| What needs to be done |
Using the records below, please work out how many lines contain "JSON"; answer with the number alone.

| Supplied entries |
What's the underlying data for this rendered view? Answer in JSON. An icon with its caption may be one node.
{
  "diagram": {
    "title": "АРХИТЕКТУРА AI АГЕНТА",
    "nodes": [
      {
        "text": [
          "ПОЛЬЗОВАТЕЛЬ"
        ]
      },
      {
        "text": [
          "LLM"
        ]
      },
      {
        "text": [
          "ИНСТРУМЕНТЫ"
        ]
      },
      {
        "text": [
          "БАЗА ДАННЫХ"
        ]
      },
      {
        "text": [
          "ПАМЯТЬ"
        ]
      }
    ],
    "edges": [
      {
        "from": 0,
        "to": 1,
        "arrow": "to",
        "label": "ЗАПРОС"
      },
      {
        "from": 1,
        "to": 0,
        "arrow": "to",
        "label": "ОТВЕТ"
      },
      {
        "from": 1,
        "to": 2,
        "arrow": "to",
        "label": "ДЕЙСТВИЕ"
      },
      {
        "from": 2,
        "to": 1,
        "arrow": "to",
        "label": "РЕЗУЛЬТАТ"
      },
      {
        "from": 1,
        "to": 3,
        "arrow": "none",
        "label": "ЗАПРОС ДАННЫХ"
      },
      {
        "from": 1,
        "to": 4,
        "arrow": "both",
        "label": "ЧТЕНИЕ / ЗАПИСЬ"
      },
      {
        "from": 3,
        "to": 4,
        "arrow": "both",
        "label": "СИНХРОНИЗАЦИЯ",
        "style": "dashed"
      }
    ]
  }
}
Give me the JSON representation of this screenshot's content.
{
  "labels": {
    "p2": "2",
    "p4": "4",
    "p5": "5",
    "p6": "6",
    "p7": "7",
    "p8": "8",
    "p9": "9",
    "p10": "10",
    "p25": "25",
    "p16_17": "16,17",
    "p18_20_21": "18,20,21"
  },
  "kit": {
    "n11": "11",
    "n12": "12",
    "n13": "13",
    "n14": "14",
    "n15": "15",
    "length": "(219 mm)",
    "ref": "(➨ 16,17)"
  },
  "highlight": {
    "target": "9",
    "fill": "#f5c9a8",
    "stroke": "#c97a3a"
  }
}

| Written reply |
2